*Dataset rows about figures*:
>>

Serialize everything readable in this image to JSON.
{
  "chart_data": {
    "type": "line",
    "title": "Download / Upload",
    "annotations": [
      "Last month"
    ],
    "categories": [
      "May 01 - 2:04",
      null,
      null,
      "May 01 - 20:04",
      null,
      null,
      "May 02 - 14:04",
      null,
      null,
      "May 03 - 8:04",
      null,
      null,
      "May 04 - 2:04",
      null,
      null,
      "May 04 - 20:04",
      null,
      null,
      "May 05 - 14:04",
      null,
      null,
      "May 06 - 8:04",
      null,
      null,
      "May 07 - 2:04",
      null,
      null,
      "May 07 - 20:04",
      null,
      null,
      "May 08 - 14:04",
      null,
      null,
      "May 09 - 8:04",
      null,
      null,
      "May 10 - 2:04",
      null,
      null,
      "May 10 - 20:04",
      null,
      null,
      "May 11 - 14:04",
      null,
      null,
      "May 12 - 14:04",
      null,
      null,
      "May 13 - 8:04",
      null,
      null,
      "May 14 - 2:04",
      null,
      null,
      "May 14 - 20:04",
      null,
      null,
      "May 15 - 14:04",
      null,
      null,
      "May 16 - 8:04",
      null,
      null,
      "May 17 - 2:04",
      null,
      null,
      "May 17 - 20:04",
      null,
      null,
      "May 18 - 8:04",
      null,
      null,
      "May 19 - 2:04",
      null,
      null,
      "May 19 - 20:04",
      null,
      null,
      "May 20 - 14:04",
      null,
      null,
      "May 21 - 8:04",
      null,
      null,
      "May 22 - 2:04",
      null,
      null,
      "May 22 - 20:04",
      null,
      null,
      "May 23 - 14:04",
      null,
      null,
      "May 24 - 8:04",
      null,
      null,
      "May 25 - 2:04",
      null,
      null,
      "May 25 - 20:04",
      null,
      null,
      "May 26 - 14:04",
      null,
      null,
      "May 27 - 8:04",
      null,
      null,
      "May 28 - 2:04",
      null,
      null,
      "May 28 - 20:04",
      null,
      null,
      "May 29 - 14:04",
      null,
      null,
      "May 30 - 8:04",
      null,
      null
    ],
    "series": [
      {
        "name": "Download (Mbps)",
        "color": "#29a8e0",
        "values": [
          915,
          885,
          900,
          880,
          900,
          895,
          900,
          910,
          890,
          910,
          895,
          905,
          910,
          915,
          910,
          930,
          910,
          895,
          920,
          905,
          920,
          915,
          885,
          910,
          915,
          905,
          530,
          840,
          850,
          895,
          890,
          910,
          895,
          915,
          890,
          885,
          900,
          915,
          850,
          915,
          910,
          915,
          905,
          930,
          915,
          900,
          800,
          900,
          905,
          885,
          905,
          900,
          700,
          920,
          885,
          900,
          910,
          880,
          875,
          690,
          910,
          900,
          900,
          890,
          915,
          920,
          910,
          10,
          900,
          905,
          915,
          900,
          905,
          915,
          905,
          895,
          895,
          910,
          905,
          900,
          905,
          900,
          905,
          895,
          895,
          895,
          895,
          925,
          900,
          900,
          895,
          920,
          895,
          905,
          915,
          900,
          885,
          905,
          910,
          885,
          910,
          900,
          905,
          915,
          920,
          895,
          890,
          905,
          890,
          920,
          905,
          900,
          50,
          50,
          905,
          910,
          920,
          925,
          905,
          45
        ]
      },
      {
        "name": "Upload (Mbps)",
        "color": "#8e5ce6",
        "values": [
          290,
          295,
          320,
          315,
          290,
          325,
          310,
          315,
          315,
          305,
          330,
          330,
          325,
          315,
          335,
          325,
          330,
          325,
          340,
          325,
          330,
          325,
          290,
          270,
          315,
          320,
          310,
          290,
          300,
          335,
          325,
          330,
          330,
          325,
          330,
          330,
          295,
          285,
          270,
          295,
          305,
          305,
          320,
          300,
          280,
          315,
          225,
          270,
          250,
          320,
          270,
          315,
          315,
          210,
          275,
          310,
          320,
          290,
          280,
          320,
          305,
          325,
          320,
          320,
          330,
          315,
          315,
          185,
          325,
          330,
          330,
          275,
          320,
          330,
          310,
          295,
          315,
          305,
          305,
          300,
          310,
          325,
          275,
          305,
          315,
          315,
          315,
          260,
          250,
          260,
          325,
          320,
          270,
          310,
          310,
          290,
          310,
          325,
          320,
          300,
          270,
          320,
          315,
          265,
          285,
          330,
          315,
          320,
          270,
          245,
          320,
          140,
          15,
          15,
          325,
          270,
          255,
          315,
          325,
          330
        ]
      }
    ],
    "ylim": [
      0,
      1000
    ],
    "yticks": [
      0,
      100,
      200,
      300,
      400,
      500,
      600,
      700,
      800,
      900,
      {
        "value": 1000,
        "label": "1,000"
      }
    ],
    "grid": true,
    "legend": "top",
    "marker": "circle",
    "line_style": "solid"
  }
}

<<

*Task brief*: Copy out all lines above that include the string "Download".

*Reply*:
    "title": "Download / Upload",
        "name": "Download (Mbps)",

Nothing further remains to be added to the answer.